» Directions:
Go through the entries below and pick out every line with "Full".

» Information supplied:
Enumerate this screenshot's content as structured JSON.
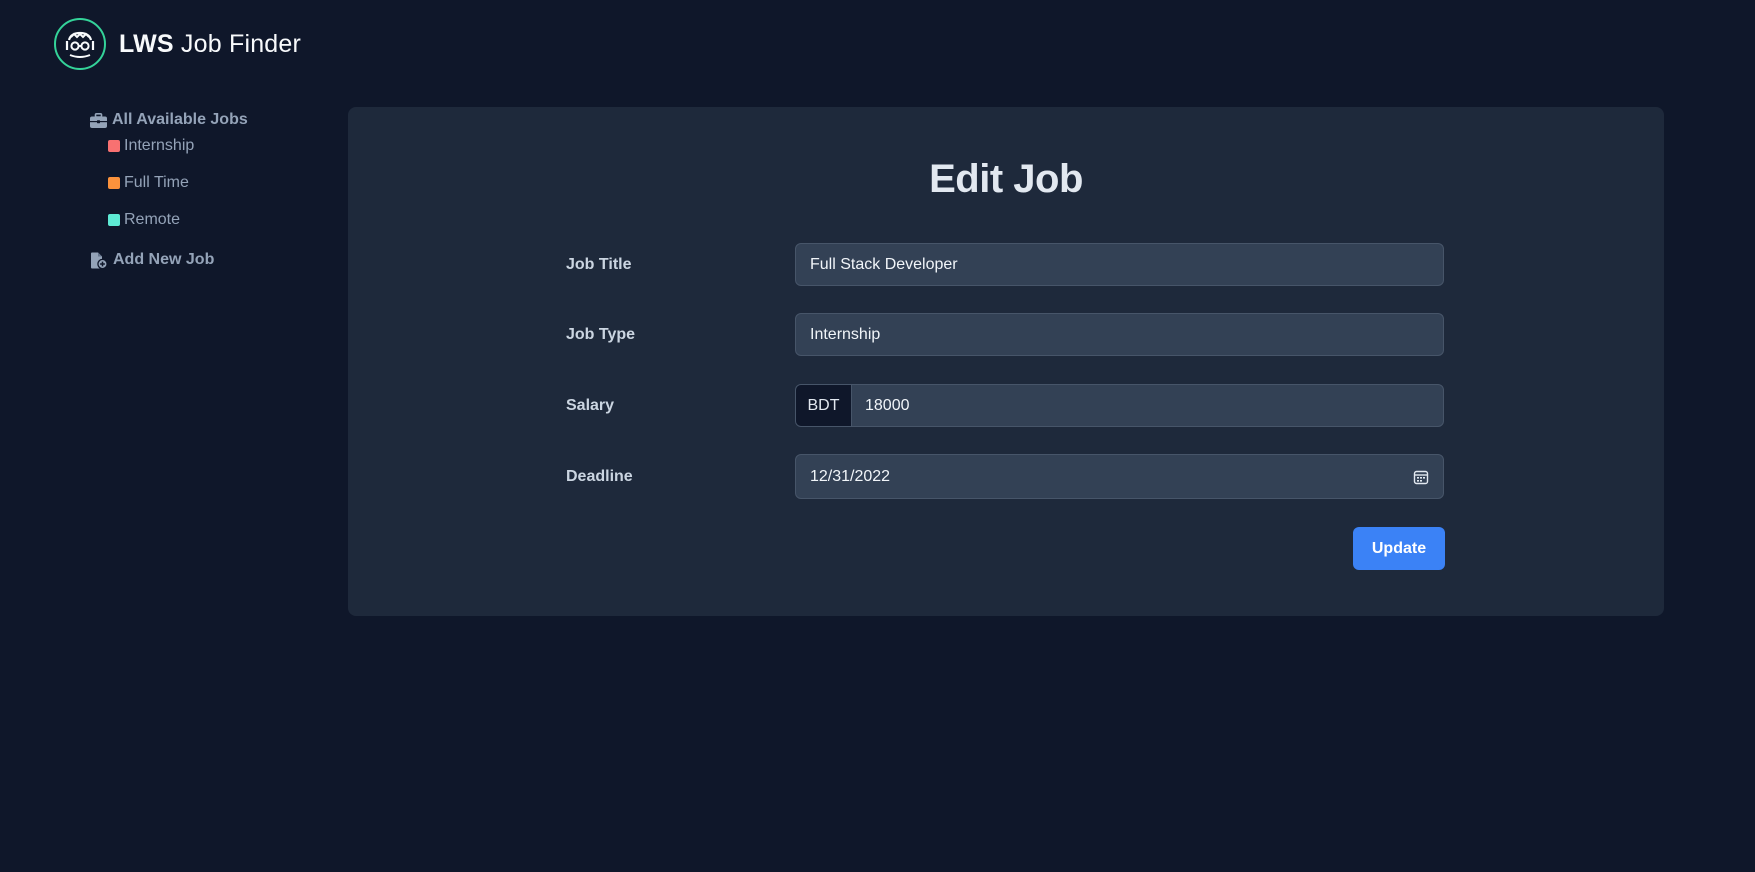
{
  "header": {
    "brand_bold": "LWS",
    "brand_rest": "Job Finder",
    "logo_icon": "developer-face-icon",
    "logo_ring_color": "#34d399"
  },
  "sidebar": {
    "all_jobs": {
      "label": "All Available Jobs",
      "icon": "briefcase-icon"
    },
    "filters": [
      {
        "label": "Internship",
        "color": "#f87171"
      },
      {
        "label": "Full Time",
        "color": "#fb923c"
      },
      {
        "label": "Remote",
        "color": "#5eead4"
      }
    ],
    "add_job": {
      "label": "Add New Job",
      "icon": "file-plus-icon"
    }
  },
  "form": {
    "title": "Edit Job",
    "job_title": {
      "label": "Job Title",
      "value": "Full Stack Developer"
    },
    "job_type": {
      "label": "Job Type",
      "value": "Internship"
    },
    "salary": {
      "label": "Salary",
      "prefix": "BDT",
      "value": "18000"
    },
    "deadline": {
      "label": "Deadline",
      "value": "12/31/2022",
      "icon": "calendar-icon"
    },
    "submit_label": "Update",
    "accent": "#3b82f6"
  }
}
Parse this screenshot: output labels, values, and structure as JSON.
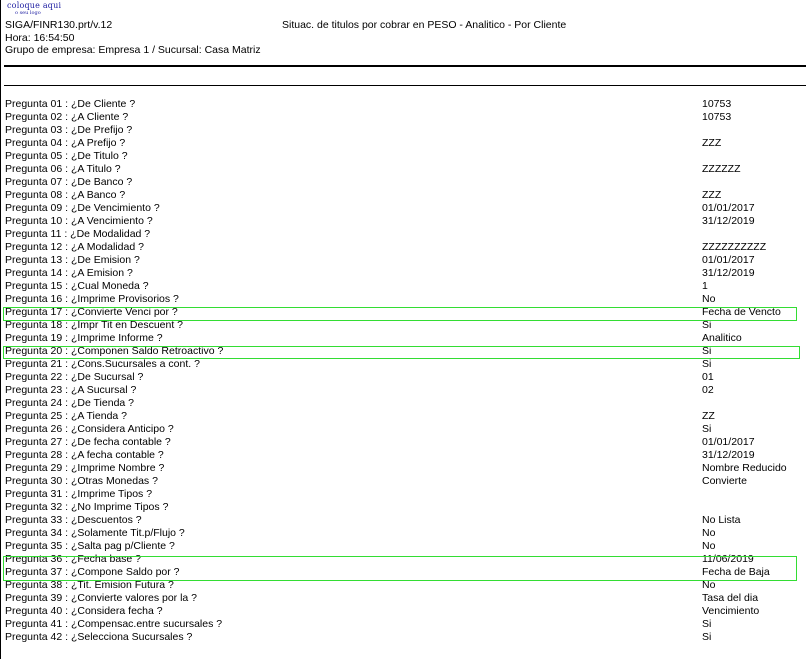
{
  "logo": {
    "line1": "coloque aqui",
    "line2": "o seu logo"
  },
  "header": {
    "program": "SIGA/FINR130.prt/v.12",
    "time": "Hora: 16:54:50",
    "group": "Grupo de empresa: Empresa 1 / Sucursal: Casa Matriz",
    "title": "Situac. de titulos por cobrar en PESO - Analitico - Por Cliente"
  },
  "questions": [
    {
      "label": "Pregunta 01 : ¿De Cliente ?",
      "value": "10753"
    },
    {
      "label": "Pregunta 02 : ¿A Cliente ?",
      "value": "10753"
    },
    {
      "label": "Pregunta 03 : ¿De Prefijo ?",
      "value": ""
    },
    {
      "label": "Pregunta 04 : ¿A Prefijo ?",
      "value": "ZZZ"
    },
    {
      "label": "Pregunta 05 : ¿De Titulo ?",
      "value": ""
    },
    {
      "label": "Pregunta 06 : ¿A Titulo ?",
      "value": "ZZZZZZ"
    },
    {
      "label": "Pregunta 07 : ¿De Banco ?",
      "value": ""
    },
    {
      "label": "Pregunta 08 : ¿A Banco ?",
      "value": "ZZZ"
    },
    {
      "label": "Pregunta 09 : ¿De Vencimiento ?",
      "value": "01/01/2017"
    },
    {
      "label": "Pregunta 10 : ¿A Vencimiento ?",
      "value": "31/12/2019"
    },
    {
      "label": "Pregunta 11 : ¿De Modalidad ?",
      "value": ""
    },
    {
      "label": "Pregunta 12 : ¿A Modalidad ?",
      "value": "ZZZZZZZZZZ"
    },
    {
      "label": "Pregunta 13 : ¿De Emision ?",
      "value": "01/01/2017"
    },
    {
      "label": "Pregunta 14 : ¿A Emision ?",
      "value": "31/12/2019"
    },
    {
      "label": "Pregunta 15 : ¿Cual Moneda ?",
      "value": "1"
    },
    {
      "label": "Pregunta 16 : ¿Imprime Provisorios ?",
      "value": "No"
    },
    {
      "label": "Pregunta 17 : ¿Convierte Venci por ?",
      "value": "Fecha de Vencto"
    },
    {
      "label": "Pregunta 18 : ¿Impr Tit en Descuent ?",
      "value": "Si"
    },
    {
      "label": "Pregunta 19 : ¿Imprime Informe ?",
      "value": "Analitico"
    },
    {
      "label": "Pregunta 20 : ¿Componen Saldo Retroactivo ?",
      "value": "Si"
    },
    {
      "label": "Pregunta 21 : ¿Cons.Sucursales a cont. ?",
      "value": "Si"
    },
    {
      "label": "Pregunta 22 : ¿De Sucursal ?",
      "value": "01"
    },
    {
      "label": "Pregunta 23 : ¿A Sucursal ?",
      "value": "02"
    },
    {
      "label": "Pregunta 24 : ¿De Tienda ?",
      "value": ""
    },
    {
      "label": "Pregunta 25 : ¿A Tienda ?",
      "value": "ZZ"
    },
    {
      "label": "Pregunta 26 : ¿Considera Anticipo ?",
      "value": "Si"
    },
    {
      "label": "Pregunta 27 : ¿De fecha contable ?",
      "value": "01/01/2017"
    },
    {
      "label": "Pregunta 28 : ¿A fecha contable ?",
      "value": "31/12/2019"
    },
    {
      "label": "Pregunta 29 : ¿Imprime Nombre ?",
      "value": "Nombre Reducido"
    },
    {
      "label": "Pregunta 30 : ¿Otras Monedas ?",
      "value": "Convierte"
    },
    {
      "label": "Pregunta 31 : ¿Imprime Tipos ?",
      "value": ""
    },
    {
      "label": "Pregunta 32 : ¿No Imprime Tipos ?",
      "value": ""
    },
    {
      "label": "Pregunta 33 : ¿Descuentos ?",
      "value": "No Lista"
    },
    {
      "label": "Pregunta 34 : ¿Solamente Tit.p/Flujo ?",
      "value": "No"
    },
    {
      "label": "Pregunta 35 : ¿Salta pag p/Cliente ?",
      "value": "No"
    },
    {
      "label": "Pregunta 36 : ¿Fecha base ?",
      "value": "11/06/2019"
    },
    {
      "label": "Pregunta 37 : ¿Compone Saldo por ?",
      "value": "Fecha de Baja"
    },
    {
      "label": "Pregunta 38 : ¿Tit. Emision Futura ?",
      "value": "No"
    },
    {
      "label": "Pregunta 39 : ¿Convierte valores por la ?",
      "value": "Tasa del dia"
    },
    {
      "label": "Pregunta 40 : ¿Considera fecha ?",
      "value": "Vencimiento"
    },
    {
      "label": "Pregunta 41 : ¿Compensac.entre sucursales ?",
      "value": "Si"
    },
    {
      "label": "Pregunta 42 : ¿Selecciona Sucursales ?",
      "value": "Si"
    }
  ],
  "highlight_color": "#33dd33"
}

» Complete output:
        "label": "Full Time",
      "value": "Full Stack Developer"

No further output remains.